BEGIN Record set

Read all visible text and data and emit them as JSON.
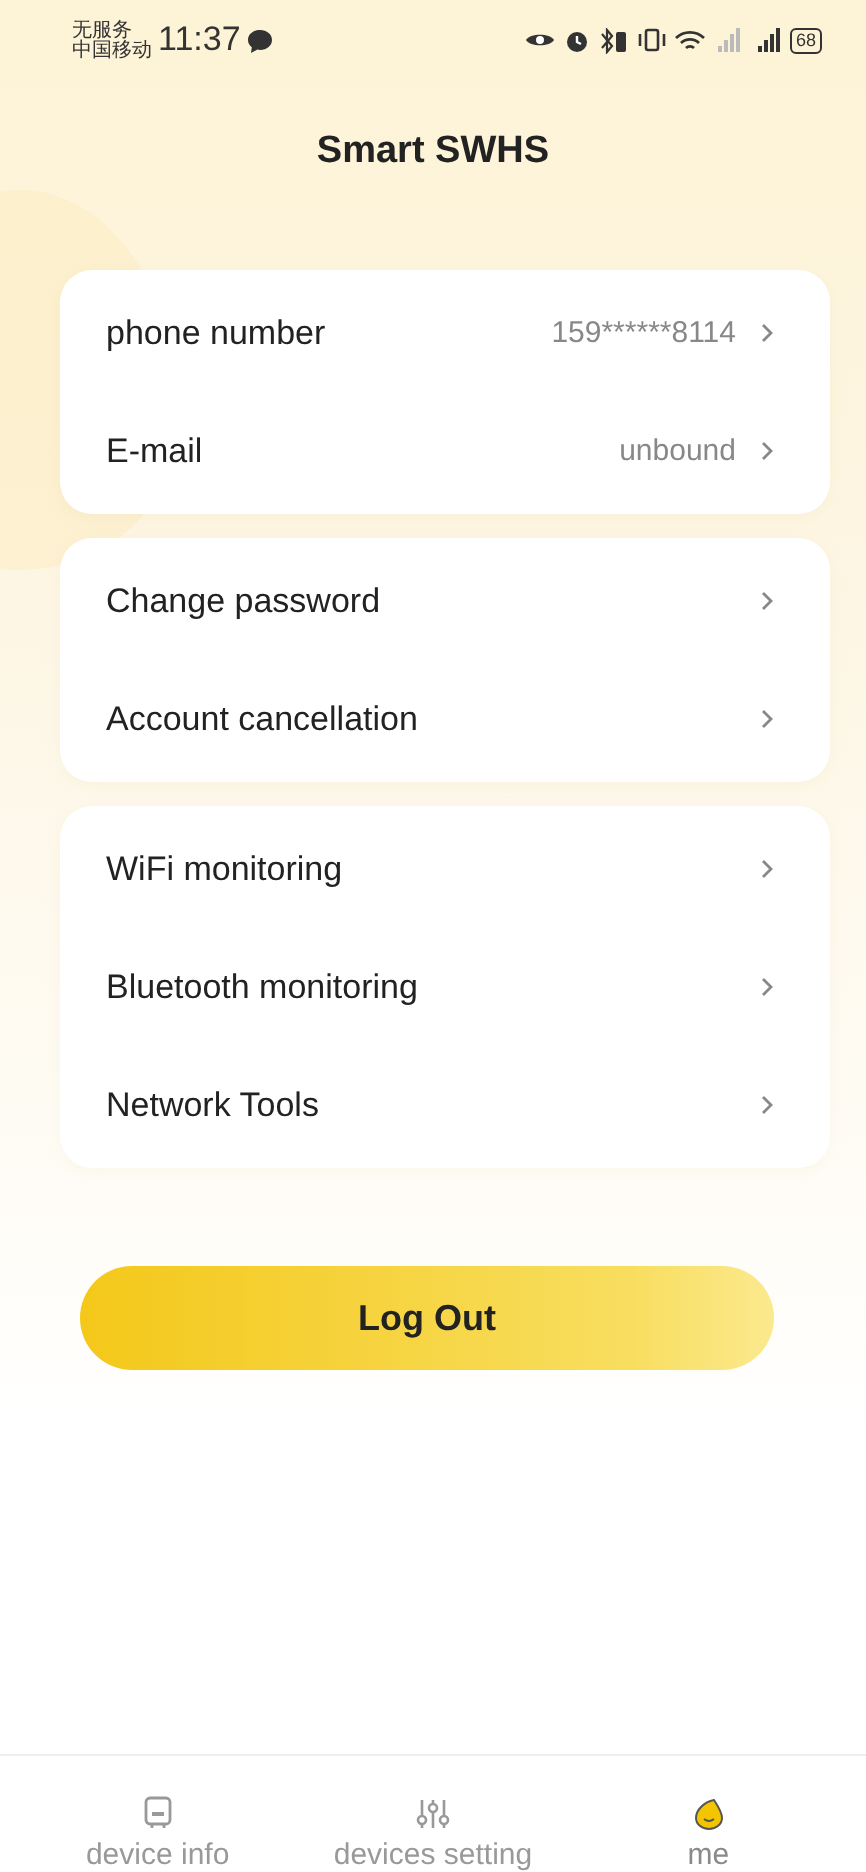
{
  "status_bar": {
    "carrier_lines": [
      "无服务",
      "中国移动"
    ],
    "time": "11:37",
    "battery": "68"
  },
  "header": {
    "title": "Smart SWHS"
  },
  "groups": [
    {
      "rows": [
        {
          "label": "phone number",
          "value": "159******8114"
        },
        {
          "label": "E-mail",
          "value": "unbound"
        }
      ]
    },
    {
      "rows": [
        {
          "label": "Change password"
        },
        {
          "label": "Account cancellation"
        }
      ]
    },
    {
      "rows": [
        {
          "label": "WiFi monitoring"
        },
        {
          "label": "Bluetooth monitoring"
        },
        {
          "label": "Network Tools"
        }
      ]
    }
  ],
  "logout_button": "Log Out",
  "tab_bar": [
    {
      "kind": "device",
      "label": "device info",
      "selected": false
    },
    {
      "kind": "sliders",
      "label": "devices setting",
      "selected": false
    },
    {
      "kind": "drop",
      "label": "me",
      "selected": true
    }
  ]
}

END Record set
BEGIN Record set

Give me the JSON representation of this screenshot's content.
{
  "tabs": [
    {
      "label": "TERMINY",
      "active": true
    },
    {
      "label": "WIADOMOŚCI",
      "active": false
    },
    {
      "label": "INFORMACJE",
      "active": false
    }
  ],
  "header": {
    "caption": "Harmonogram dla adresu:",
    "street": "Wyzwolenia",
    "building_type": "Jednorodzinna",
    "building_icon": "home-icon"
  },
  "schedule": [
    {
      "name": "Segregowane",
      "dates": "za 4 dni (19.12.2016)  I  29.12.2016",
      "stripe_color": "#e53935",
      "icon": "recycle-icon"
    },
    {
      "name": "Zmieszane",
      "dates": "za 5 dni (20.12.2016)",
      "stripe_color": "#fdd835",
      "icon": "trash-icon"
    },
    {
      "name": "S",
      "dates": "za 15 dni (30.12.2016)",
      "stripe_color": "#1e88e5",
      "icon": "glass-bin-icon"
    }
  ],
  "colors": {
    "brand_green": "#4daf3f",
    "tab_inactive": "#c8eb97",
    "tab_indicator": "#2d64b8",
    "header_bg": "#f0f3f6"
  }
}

END Record set

*Exercise objective*:
Within the entries above, work out how many lines contain the word "icon". The number alone is the answer.

*Result*:
4